-- begin Records shown --
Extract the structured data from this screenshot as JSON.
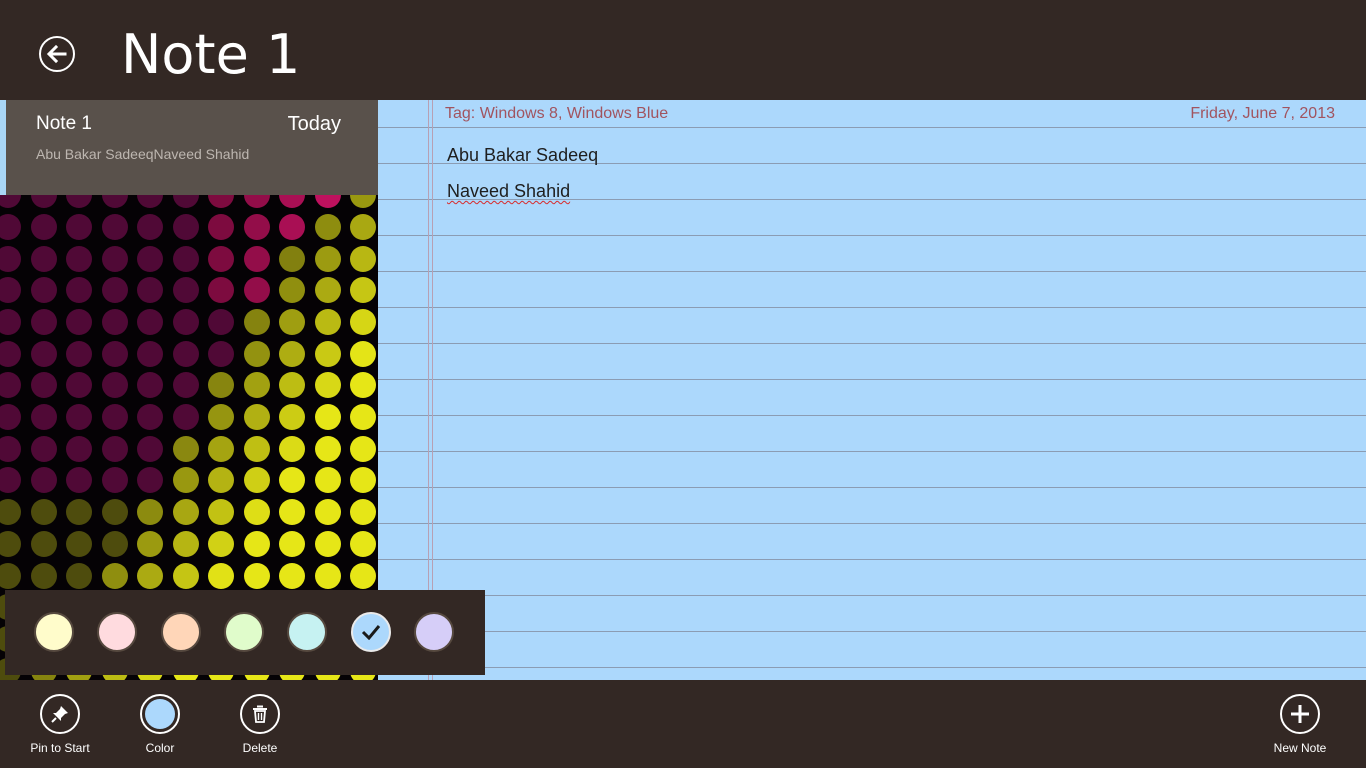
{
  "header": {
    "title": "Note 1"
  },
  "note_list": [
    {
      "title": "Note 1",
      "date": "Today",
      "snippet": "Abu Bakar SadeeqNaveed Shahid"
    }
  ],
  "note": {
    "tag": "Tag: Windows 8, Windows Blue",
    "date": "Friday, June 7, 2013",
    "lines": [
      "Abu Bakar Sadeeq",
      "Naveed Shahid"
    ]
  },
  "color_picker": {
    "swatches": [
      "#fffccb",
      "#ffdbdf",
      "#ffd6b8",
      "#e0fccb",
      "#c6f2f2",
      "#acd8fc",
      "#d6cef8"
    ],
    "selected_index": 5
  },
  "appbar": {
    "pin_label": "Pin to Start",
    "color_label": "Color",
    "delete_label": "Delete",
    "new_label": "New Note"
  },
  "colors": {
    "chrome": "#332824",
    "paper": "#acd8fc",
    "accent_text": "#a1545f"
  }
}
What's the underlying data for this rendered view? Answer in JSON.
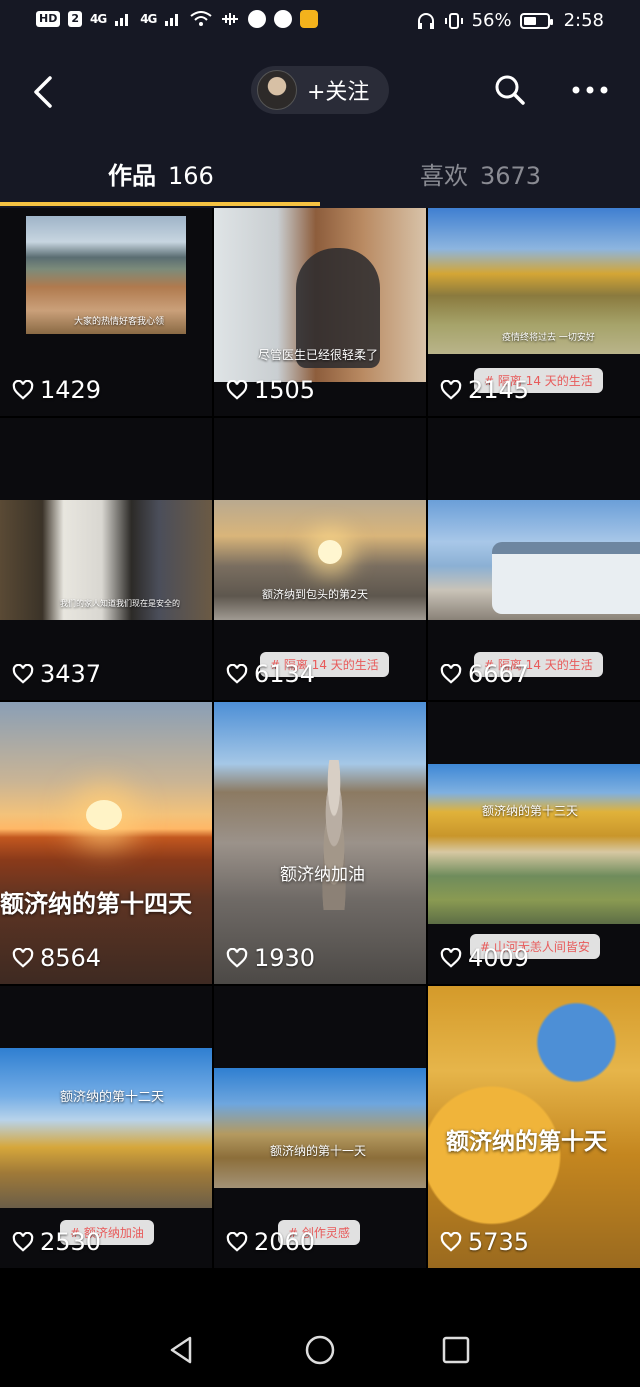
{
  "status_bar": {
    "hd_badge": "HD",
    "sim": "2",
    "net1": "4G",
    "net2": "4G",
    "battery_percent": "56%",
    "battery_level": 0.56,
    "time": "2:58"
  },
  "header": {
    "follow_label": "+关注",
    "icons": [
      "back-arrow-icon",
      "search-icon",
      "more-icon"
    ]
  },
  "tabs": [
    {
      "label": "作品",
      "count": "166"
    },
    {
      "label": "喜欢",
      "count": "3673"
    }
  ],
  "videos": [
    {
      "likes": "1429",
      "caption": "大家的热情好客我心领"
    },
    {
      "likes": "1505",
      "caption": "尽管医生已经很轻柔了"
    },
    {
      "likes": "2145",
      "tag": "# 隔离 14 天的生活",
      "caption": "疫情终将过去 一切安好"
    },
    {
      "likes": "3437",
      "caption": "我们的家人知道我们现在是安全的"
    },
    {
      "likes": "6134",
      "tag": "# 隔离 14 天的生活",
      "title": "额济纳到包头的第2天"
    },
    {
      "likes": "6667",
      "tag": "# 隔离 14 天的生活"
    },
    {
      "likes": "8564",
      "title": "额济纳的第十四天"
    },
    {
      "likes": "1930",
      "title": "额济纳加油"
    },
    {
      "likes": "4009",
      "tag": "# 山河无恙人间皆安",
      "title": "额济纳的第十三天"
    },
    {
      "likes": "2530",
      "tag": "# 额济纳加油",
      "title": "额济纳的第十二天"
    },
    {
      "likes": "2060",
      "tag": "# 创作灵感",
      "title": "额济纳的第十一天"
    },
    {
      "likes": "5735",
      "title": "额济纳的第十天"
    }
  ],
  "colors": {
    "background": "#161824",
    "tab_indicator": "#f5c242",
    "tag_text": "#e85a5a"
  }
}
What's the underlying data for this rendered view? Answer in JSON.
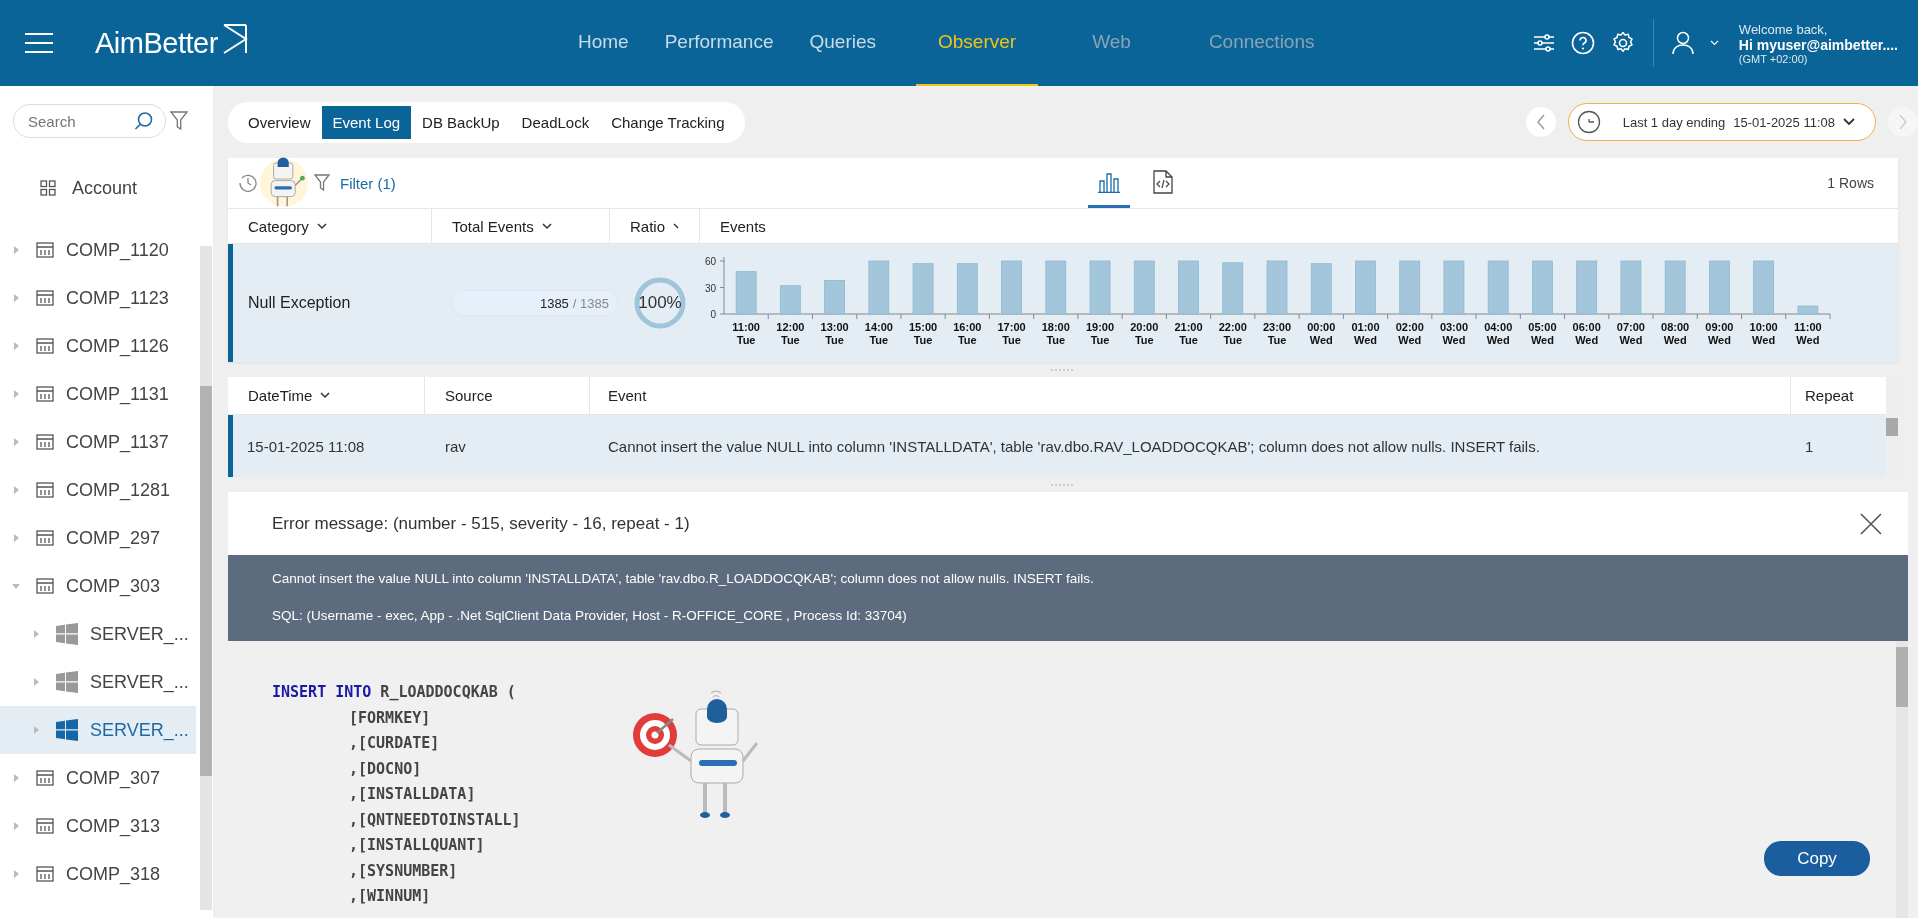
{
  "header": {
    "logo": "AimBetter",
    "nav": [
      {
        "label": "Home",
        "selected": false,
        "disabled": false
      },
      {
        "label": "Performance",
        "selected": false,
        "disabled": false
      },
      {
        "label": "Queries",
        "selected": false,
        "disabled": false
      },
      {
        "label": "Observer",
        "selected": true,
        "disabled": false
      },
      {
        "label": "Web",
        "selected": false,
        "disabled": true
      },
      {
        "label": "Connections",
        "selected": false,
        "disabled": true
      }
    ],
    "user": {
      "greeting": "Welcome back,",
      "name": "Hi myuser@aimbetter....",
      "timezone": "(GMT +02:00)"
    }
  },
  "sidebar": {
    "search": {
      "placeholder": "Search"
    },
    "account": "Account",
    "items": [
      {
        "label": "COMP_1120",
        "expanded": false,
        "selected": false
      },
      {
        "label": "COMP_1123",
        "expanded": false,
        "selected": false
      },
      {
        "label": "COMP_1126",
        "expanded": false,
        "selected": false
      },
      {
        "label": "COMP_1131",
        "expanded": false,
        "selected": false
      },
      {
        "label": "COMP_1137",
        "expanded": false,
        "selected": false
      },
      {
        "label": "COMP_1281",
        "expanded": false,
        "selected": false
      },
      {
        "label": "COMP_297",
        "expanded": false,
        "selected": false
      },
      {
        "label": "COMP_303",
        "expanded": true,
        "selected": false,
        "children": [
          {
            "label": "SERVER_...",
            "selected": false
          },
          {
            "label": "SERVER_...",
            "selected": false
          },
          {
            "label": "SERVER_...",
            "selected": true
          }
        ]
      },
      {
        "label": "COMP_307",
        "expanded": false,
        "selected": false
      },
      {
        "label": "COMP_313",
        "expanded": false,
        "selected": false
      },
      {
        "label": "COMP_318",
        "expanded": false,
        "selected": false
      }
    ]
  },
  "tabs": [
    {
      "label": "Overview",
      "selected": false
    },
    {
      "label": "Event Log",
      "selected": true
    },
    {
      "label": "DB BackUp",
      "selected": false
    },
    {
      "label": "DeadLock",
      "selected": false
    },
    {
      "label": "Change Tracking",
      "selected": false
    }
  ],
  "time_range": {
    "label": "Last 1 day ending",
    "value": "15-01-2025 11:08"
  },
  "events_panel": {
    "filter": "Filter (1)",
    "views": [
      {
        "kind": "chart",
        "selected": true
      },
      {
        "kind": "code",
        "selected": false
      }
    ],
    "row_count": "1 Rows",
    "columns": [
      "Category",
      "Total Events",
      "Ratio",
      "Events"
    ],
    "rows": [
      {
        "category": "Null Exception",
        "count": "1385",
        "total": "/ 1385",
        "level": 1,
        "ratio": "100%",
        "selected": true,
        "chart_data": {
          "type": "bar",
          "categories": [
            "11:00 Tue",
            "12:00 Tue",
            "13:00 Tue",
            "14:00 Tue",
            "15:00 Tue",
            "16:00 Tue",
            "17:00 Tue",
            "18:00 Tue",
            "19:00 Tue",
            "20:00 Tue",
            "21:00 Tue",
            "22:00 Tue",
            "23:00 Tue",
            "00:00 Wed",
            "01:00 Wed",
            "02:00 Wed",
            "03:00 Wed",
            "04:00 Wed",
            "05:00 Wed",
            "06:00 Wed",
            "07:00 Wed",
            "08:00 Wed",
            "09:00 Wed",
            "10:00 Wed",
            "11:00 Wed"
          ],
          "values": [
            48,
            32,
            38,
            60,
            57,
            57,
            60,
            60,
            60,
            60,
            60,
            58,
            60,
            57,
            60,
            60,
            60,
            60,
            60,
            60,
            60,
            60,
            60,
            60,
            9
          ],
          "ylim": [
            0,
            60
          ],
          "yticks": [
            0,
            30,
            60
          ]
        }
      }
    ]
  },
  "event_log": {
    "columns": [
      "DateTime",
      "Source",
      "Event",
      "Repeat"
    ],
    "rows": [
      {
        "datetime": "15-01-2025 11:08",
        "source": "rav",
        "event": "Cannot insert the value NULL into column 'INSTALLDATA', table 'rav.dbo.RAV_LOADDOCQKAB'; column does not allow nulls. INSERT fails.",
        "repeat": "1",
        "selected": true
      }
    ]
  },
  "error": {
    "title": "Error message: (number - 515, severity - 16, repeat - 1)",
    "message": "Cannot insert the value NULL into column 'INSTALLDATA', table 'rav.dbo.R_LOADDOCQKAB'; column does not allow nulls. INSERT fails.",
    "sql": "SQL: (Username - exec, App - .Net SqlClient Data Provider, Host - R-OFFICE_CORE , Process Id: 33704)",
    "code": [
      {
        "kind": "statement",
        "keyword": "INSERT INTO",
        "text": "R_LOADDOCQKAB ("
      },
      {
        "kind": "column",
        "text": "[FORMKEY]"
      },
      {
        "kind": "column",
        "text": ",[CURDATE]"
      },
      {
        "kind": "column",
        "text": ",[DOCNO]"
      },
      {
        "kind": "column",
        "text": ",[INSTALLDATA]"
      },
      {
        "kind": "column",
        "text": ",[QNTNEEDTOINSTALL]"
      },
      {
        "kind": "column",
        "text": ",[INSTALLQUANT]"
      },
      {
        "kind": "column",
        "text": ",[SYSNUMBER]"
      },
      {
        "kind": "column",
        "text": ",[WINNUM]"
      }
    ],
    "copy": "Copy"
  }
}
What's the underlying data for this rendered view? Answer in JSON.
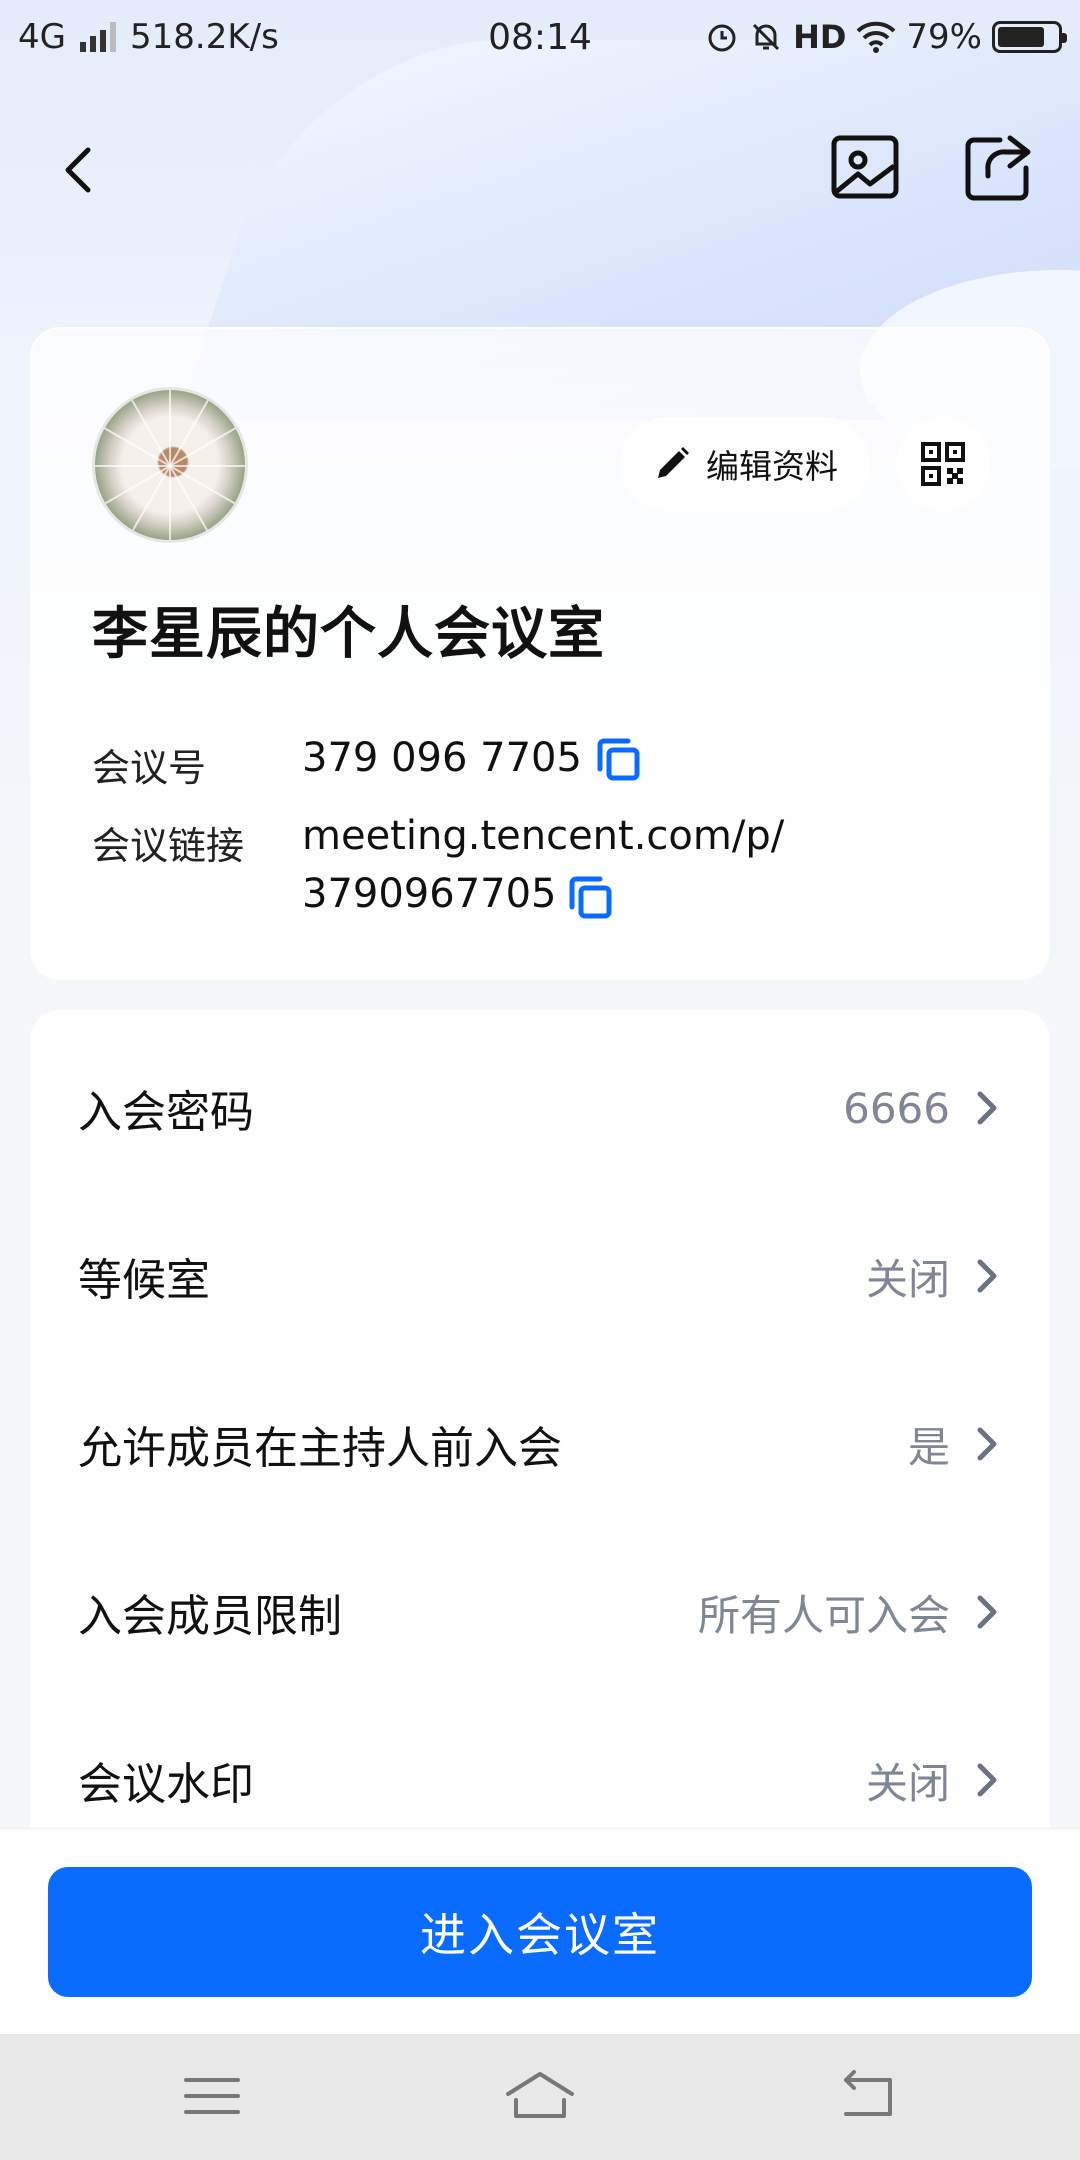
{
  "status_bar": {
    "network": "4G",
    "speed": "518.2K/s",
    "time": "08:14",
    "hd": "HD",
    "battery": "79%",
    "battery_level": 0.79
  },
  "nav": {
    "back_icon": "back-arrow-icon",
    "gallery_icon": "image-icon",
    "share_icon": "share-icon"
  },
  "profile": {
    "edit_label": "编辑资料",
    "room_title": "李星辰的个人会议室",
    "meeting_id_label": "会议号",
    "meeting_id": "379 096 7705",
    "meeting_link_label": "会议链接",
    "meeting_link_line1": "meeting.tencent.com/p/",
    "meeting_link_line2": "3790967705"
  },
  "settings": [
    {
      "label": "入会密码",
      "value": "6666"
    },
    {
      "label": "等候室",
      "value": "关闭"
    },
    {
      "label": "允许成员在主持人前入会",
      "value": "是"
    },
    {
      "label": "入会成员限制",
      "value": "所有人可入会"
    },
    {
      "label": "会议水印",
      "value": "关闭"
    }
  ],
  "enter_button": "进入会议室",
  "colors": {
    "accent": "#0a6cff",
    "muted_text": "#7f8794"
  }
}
-- end Records shown --
For the entries above, state how many lines contain the word "arrow". Provide the number by itself.

2